Go through the entries below and retype them exactly, omitting each picture.
==== RECORDS SHOWN ====
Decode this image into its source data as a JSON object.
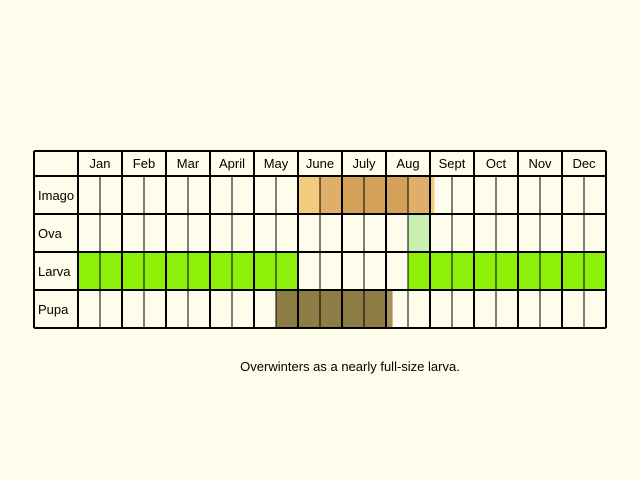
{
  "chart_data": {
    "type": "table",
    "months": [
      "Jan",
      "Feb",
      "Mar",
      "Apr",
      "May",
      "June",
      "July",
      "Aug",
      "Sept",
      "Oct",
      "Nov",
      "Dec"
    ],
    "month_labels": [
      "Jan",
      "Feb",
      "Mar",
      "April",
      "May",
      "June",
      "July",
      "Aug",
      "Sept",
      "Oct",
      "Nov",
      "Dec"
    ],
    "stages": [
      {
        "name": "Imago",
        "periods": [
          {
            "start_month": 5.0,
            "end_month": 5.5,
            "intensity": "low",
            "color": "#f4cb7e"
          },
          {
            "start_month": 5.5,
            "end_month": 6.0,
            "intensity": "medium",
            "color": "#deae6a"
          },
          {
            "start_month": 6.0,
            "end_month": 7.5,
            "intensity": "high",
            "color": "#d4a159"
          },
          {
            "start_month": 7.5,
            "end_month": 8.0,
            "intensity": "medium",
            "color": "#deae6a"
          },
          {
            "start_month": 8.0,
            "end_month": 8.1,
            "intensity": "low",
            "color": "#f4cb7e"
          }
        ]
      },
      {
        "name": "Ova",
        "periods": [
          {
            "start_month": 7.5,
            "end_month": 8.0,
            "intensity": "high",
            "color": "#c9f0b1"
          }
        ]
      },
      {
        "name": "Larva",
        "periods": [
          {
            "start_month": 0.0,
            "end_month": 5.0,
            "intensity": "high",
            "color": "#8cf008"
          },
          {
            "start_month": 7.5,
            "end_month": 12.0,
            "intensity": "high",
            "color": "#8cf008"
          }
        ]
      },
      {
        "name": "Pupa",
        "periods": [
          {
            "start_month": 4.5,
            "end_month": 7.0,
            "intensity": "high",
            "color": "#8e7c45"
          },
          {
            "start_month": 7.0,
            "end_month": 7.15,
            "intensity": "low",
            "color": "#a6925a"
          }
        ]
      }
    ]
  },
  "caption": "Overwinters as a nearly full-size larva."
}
====
=== SOLUTION BELOW ===
Decode this image into its source data as a JSON object.
{
  "chart_data": {
    "type": "table",
    "months": [
      "Jan",
      "Feb",
      "Mar",
      "Apr",
      "May",
      "June",
      "July",
      "Aug",
      "Sept",
      "Oct",
      "Nov",
      "Dec"
    ],
    "month_labels": [
      "Jan",
      "Feb",
      "Mar",
      "April",
      "May",
      "June",
      "July",
      "Aug",
      "Sept",
      "Oct",
      "Nov",
      "Dec"
    ],
    "stages": [
      {
        "name": "Imago",
        "periods": [
          {
            "start_month": 5.0,
            "end_month": 5.5,
            "intensity": "low",
            "color": "#f4cb7e"
          },
          {
            "start_month": 5.5,
            "end_month": 6.0,
            "intensity": "medium",
            "color": "#deae6a"
          },
          {
            "start_month": 6.0,
            "end_month": 7.5,
            "intensity": "high",
            "color": "#d4a159"
          },
          {
            "start_month": 7.5,
            "end_month": 8.0,
            "intensity": "medium",
            "color": "#deae6a"
          },
          {
            "start_month": 8.0,
            "end_month": 8.1,
            "intensity": "low",
            "color": "#f4cb7e"
          }
        ]
      },
      {
        "name": "Ova",
        "periods": [
          {
            "start_month": 7.5,
            "end_month": 8.0,
            "intensity": "high",
            "color": "#c9f0b1"
          }
        ]
      },
      {
        "name": "Larva",
        "periods": [
          {
            "start_month": 0.0,
            "end_month": 5.0,
            "intensity": "high",
            "color": "#8cf008"
          },
          {
            "start_month": 7.5,
            "end_month": 12.0,
            "intensity": "high",
            "color": "#8cf008"
          }
        ]
      },
      {
        "name": "Pupa",
        "periods": [
          {
            "start_month": 4.5,
            "end_month": 7.0,
            "intensity": "high",
            "color": "#8e7c45"
          },
          {
            "start_month": 7.0,
            "end_month": 7.15,
            "intensity": "low",
            "color": "#a6925a"
          }
        ]
      }
    ]
  },
  "caption": "Overwinters as a nearly full-size larva."
}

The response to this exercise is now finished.